═══ Dataset records

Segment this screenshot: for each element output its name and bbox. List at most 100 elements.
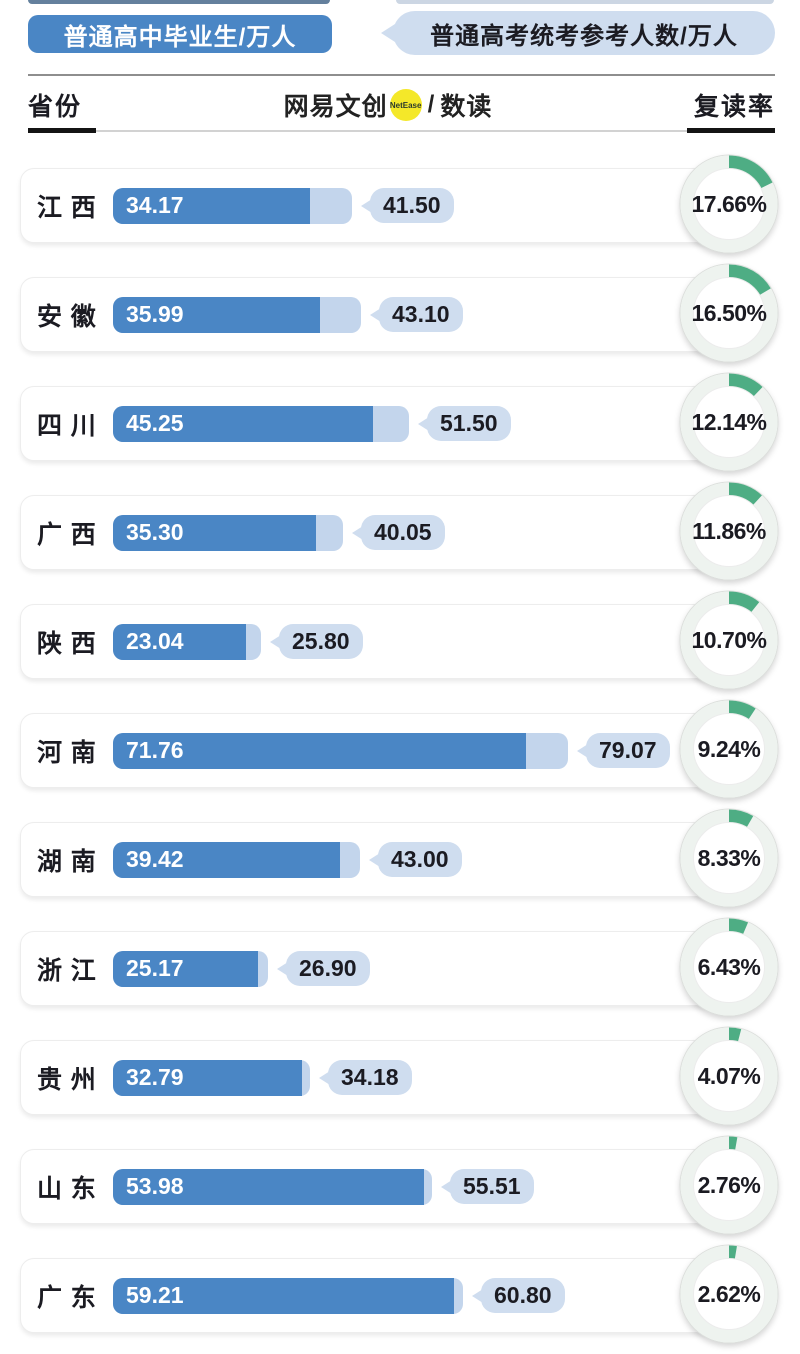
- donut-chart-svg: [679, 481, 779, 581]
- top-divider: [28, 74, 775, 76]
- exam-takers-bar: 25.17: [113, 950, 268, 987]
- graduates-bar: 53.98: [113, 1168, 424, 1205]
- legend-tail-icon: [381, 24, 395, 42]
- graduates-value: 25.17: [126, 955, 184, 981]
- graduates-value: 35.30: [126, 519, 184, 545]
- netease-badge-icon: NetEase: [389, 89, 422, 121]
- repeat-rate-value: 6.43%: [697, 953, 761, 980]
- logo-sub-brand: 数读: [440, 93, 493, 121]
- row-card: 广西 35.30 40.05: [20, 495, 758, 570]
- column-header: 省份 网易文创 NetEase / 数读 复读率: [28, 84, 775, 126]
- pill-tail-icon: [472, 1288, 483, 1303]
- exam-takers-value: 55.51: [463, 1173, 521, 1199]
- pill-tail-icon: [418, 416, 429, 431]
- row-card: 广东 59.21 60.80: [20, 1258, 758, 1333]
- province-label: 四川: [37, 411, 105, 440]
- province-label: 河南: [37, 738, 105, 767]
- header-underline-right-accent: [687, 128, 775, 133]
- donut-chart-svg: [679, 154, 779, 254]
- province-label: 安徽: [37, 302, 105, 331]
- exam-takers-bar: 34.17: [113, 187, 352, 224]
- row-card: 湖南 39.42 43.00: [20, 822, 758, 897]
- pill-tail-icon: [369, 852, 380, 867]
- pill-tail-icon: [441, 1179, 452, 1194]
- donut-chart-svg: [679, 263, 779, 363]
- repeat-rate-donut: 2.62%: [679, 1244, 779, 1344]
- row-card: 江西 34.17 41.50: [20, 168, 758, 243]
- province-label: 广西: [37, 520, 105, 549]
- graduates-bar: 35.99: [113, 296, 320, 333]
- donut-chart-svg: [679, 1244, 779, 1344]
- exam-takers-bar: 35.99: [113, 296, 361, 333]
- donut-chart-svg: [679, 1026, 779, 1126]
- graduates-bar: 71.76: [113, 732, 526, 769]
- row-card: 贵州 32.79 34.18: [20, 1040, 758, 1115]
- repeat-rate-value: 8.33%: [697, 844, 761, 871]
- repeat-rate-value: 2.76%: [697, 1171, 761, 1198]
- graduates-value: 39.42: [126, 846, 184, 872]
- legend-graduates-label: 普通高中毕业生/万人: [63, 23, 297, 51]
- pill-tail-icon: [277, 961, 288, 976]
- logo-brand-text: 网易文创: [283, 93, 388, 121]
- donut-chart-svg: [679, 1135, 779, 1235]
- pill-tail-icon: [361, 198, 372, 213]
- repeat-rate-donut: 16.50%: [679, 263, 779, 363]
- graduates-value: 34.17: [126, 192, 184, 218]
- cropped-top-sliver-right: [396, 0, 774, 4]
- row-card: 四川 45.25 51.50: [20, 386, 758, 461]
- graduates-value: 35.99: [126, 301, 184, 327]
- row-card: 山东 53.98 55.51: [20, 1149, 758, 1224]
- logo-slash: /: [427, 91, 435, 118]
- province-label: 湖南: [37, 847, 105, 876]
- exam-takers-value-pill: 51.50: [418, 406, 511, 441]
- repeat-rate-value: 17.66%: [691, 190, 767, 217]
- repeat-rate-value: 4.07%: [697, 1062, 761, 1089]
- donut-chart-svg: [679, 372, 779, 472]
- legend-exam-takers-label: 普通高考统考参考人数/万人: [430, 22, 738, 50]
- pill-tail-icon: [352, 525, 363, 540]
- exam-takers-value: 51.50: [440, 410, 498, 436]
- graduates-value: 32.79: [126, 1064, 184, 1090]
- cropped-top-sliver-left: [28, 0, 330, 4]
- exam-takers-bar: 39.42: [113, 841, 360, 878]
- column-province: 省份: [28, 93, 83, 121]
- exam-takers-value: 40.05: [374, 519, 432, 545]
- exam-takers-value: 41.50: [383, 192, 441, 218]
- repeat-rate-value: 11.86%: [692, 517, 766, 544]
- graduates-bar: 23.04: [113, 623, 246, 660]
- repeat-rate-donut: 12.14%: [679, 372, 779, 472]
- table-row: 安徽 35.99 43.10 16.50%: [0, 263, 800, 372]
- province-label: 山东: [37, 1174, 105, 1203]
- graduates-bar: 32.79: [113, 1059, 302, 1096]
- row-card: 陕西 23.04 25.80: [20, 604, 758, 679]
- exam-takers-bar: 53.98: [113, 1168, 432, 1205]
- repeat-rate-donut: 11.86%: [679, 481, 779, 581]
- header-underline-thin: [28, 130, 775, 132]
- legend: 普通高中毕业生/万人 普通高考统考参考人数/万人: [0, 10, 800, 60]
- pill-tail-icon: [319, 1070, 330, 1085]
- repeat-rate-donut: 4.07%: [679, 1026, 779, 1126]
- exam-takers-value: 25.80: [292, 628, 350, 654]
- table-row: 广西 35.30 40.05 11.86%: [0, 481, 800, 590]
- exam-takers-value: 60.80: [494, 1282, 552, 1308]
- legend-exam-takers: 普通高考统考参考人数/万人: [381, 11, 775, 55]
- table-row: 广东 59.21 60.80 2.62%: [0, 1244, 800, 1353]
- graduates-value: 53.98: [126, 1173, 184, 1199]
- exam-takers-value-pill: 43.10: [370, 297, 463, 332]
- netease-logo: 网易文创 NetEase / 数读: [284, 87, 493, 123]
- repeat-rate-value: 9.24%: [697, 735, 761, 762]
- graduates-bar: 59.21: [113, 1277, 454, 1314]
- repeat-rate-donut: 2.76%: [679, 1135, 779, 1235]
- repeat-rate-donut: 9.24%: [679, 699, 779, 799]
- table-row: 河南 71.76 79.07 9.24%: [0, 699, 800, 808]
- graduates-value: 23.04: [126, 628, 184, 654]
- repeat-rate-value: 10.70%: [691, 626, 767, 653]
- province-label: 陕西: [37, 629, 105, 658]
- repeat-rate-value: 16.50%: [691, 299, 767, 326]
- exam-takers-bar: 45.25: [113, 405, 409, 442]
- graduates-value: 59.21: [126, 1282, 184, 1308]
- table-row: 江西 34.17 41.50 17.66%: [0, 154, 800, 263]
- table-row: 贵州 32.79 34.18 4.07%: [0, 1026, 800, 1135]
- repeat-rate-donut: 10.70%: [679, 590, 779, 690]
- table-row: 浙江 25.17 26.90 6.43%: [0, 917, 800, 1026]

══════

*Direction*
Print every line of the material above again, word for word, and leave out the pictures.

*Result for this task*
Segment this screenshot: for each element output its name and bbox. List at most 100 elements.
- donut-chart-svg: [679, 481, 779, 581]
- top-divider: [28, 74, 775, 76]
- exam-takers-bar: 25.17: [113, 950, 268, 987]
- graduates-bar: 53.98: [113, 1168, 424, 1205]
- legend-tail-icon: [381, 24, 395, 42]
- graduates-value: 25.17: [126, 955, 184, 981]
- graduates-value: 35.30: [126, 519, 184, 545]
- netease-badge-icon: NetEase: [389, 89, 422, 121]
- repeat-rate-value: 6.43%: [697, 953, 761, 980]
- logo-sub-brand: 数读: [440, 93, 493, 121]
- row-card: 广西 35.30 40.05: [20, 495, 758, 570]
- column-header: 省份 网易文创 NetEase / 数读 复读率: [28, 84, 775, 126]
- pill-tail-icon: [472, 1288, 483, 1303]
- exam-takers-value: 55.51: [463, 1173, 521, 1199]
- pill-tail-icon: [418, 416, 429, 431]
- row-card: 广东 59.21 60.80: [20, 1258, 758, 1333]
- province-label: 四川: [37, 411, 105, 440]
- province-label: 河南: [37, 738, 105, 767]
- header-underline-right-accent: [687, 128, 775, 133]
- donut-chart-svg: [679, 154, 779, 254]
- province-label: 安徽: [37, 302, 105, 331]
- exam-takers-bar: 34.17: [113, 187, 352, 224]
- row-card: 湖南 39.42 43.00: [20, 822, 758, 897]
- pill-tail-icon: [369, 852, 380, 867]
- pill-tail-icon: [441, 1179, 452, 1194]
- donut-chart-svg: [679, 263, 779, 363]
- repeat-rate-donut: 2.62%: [679, 1244, 779, 1344]
- row-card: 江西 34.17 41.50: [20, 168, 758, 243]
- province-label: 广西: [37, 520, 105, 549]
- graduates-bar: 35.99: [113, 296, 320, 333]
- donut-chart-svg: [679, 1244, 779, 1344]
- exam-takers-bar: 35.99: [113, 296, 361, 333]
- donut-chart-svg: [679, 1026, 779, 1126]
- graduates-bar: 71.76: [113, 732, 526, 769]
- row-card: 贵州 32.79 34.18: [20, 1040, 758, 1115]
- repeat-rate-value: 8.33%: [697, 844, 761, 871]
- repeat-rate-value: 2.76%: [697, 1171, 761, 1198]
- graduates-value: 39.42: [126, 846, 184, 872]
- legend-graduates-label: 普通高中毕业生/万人: [63, 23, 297, 51]
- pill-tail-icon: [277, 961, 288, 976]
- logo-brand-text: 网易文创: [283, 93, 388, 121]
- donut-chart-svg: [679, 1135, 779, 1235]
- pill-tail-icon: [361, 198, 372, 213]
- repeat-rate-donut: 16.50%: [679, 263, 779, 363]
- graduates-value: 34.17: [126, 192, 184, 218]
- cropped-top-sliver-right: [396, 0, 774, 4]
- row-card: 四川 45.25 51.50: [20, 386, 758, 461]
- graduates-value: 35.99: [126, 301, 184, 327]
- row-card: 山东 53.98 55.51: [20, 1149, 758, 1224]
- logo-slash: /: [427, 91, 435, 118]
- province-label: 湖南: [37, 847, 105, 876]
- exam-takers-value-pill: 51.50: [418, 406, 511, 441]
- repeat-rate-value: 17.66%: [691, 190, 767, 217]
- repeat-rate-value: 4.07%: [697, 1062, 761, 1089]
- donut-chart-svg: [679, 372, 779, 472]
- legend-exam-takers-label: 普通高考统考参考人数/万人: [430, 22, 738, 50]
- pill-tail-icon: [352, 525, 363, 540]
- exam-takers-value: 51.50: [440, 410, 498, 436]
- graduates-value: 32.79: [126, 1064, 184, 1090]
- cropped-top-sliver-left: [28, 0, 330, 4]
- exam-takers-bar: 39.42: [113, 841, 360, 878]
- column-province: 省份: [28, 93, 83, 121]
- exam-takers-value: 40.05: [374, 519, 432, 545]
- exam-takers-value: 41.50: [383, 192, 441, 218]
- repeat-rate-value: 11.86%: [692, 517, 766, 544]
- graduates-bar: 23.04: [113, 623, 246, 660]
- repeat-rate-donut: 12.14%: [679, 372, 779, 472]
- table-row: 安徽 35.99 43.10 16.50%: [0, 263, 800, 372]
- province-label: 山东: [37, 1174, 105, 1203]
- graduates-bar: 32.79: [113, 1059, 302, 1096]
- row-card: 陕西 23.04 25.80: [20, 604, 758, 679]
- exam-takers-bar: 53.98: [113, 1168, 432, 1205]
- repeat-rate-donut: 11.86%: [679, 481, 779, 581]
- header-underline-thin: [28, 130, 775, 132]
- legend: 普通高中毕业生/万人 普通高考统考参考人数/万人: [0, 10, 800, 60]
- pill-tail-icon: [319, 1070, 330, 1085]
- repeat-rate-donut: 4.07%: [679, 1026, 779, 1126]
- exam-takers-value: 25.80: [292, 628, 350, 654]
- table-row: 广西 35.30 40.05 11.86%: [0, 481, 800, 590]
- exam-takers-value: 60.80: [494, 1282, 552, 1308]
- legend-exam-takers: 普通高考统考参考人数/万人: [381, 11, 775, 55]
- table-row: 广东 59.21 60.80 2.62%: [0, 1244, 800, 1353]
- graduates-value: 53.98: [126, 1173, 184, 1199]
- exam-takers-value-pill: 43.10: [370, 297, 463, 332]
- netease-logo: 网易文创 NetEase / 数读: [284, 87, 493, 123]
- repeat-rate-value: 9.24%: [697, 735, 761, 762]
- graduates-bar: 59.21: [113, 1277, 454, 1314]
- repeat-rate-donut: 2.76%: [679, 1135, 779, 1235]
- repeat-rate-donut: 9.24%: [679, 699, 779, 799]
- table-row: 河南 71.76 79.07 9.24%: [0, 699, 800, 808]
- graduates-value: 23.04: [126, 628, 184, 654]
- repeat-rate-value: 10.70%: [691, 626, 767, 653]
- province-label: 陕西: [37, 629, 105, 658]
- repeat-rate-value: 16.50%: [691, 299, 767, 326]
- exam-takers-bar: 45.25: [113, 405, 409, 442]
- graduates-value: 59.21: [126, 1282, 184, 1308]
- table-row: 江西 34.17 41.50 17.66%: [0, 154, 800, 263]
- table-row: 贵州 32.79 34.18 4.07%: [0, 1026, 800, 1135]
- repeat-rate-donut: 10.70%: [679, 590, 779, 690]
- table-row: 浙江 25.17 26.90 6.43%: [0, 917, 800, 1026]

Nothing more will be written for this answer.